| Dataset extract |
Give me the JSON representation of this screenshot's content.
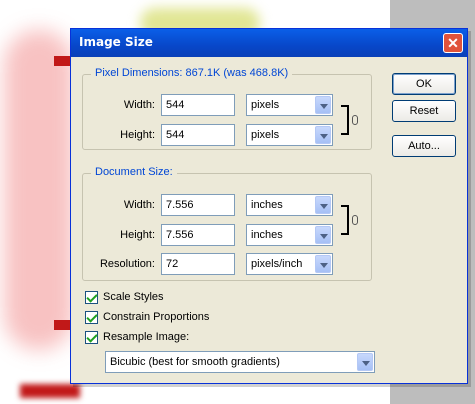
{
  "dialog": {
    "title": "Image Size",
    "close_label": "✕"
  },
  "buttons": {
    "ok": "OK",
    "reset": "Reset",
    "auto": "Auto..."
  },
  "pixel_dimensions": {
    "legend": "Pixel Dimensions:  867.1K (was 468.8K)",
    "width_label": "Width:",
    "width_value": "544",
    "width_unit": "pixels",
    "height_label": "Height:",
    "height_value": "544",
    "height_unit": "pixels"
  },
  "document_size": {
    "legend": "Document Size:",
    "width_label": "Width:",
    "width_value": "7.556",
    "width_unit": "inches",
    "height_label": "Height:",
    "height_value": "7.556",
    "height_unit": "inches",
    "resolution_label": "Resolution:",
    "resolution_value": "72",
    "resolution_unit": "pixels/inch"
  },
  "options": {
    "scale_styles": "Scale Styles",
    "constrain_proportions": "Constrain Proportions",
    "resample_image": "Resample Image:",
    "resample_method": "Bicubic (best for smooth gradients)"
  },
  "icons": {
    "close": "close-icon",
    "link": "chain-link-icon",
    "dropdown": "chevron-down-icon",
    "checkbox": "checkmark-icon"
  },
  "colors": {
    "titlebar": "#0a5fe8",
    "dialog_bg": "#ece9d8",
    "legend_text": "#0046d5",
    "checkmark": "#21a121"
  }
}
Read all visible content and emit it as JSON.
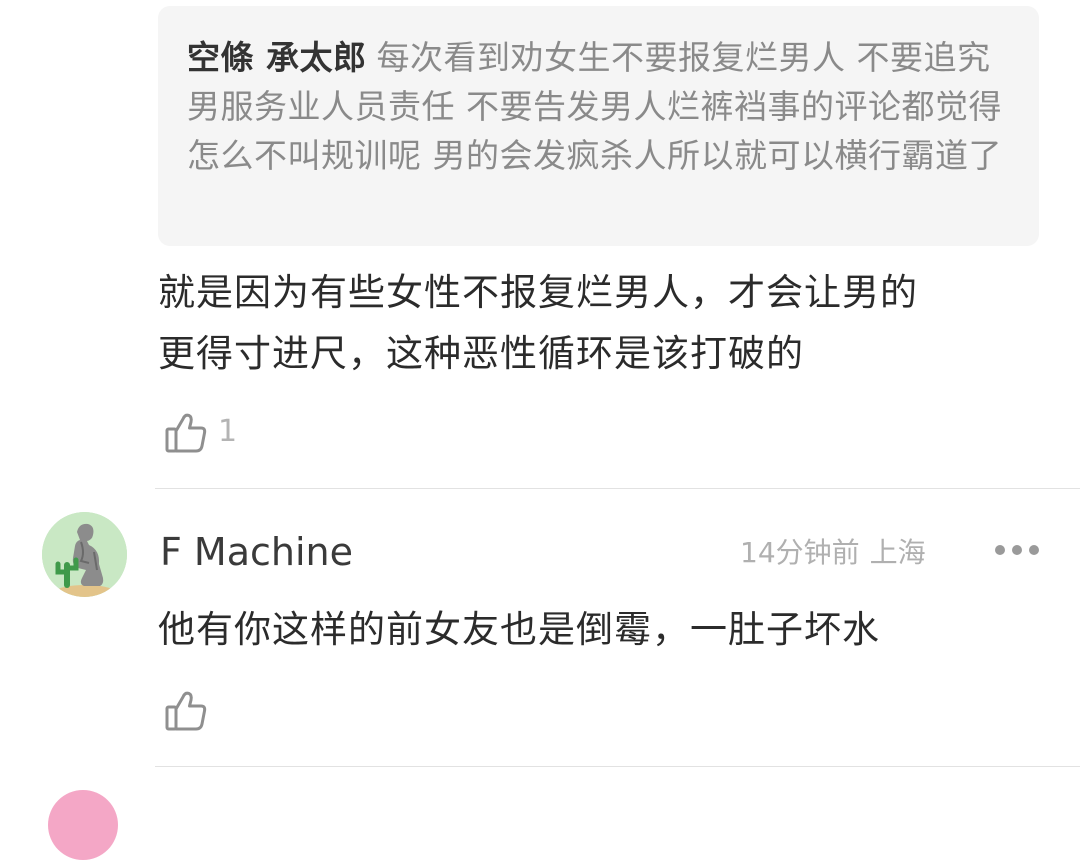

| Objective |
Reproduce each entry verbatim, excluding any embedded images.

| Written reply |
Give me the JSON representation of this screenshot's content.
{
  "dialog": {
    "title": "Image Size",
    "close_label": "✕"
  },
  "buttons": {
    "ok": "OK",
    "reset": "Reset",
    "auto": "Auto..."
  },
  "pixel_dimensions": {
    "legend": "Pixel Dimensions:  867.1K (was 468.8K)",
    "width_label": "Width:",
    "width_value": "544",
    "width_unit": "pixels",
    "height_label": "Height:",
    "height_value": "544",
    "height_unit": "pixels"
  },
  "document_size": {
    "legend": "Document Size:",
    "width_label": "Width:",
    "width_value": "7.556",
    "width_unit": "inches",
    "height_label": "Height:",
    "height_value": "7.556",
    "height_unit": "inches",
    "resolution_label": "Resolution:",
    "resolution_value": "72",
    "resolution_unit": "pixels/inch"
  },
  "options": {
    "scale_styles": "Scale Styles",
    "constrain_proportions": "Constrain Proportions",
    "resample_image": "Resample Image:",
    "resample_method": "Bicubic (best for smooth gradients)"
  },
  "icons": {
    "close": "close-icon",
    "link": "chain-link-icon",
    "dropdown": "chevron-down-icon",
    "checkbox": "checkmark-icon"
  },
  "colors": {
    "titlebar": "#0a5fe8",
    "dialog_bg": "#ece9d8",
    "legend_text": "#0046d5",
    "checkmark": "#21a121"
  }
}
Read all visible content and emit it as JSON.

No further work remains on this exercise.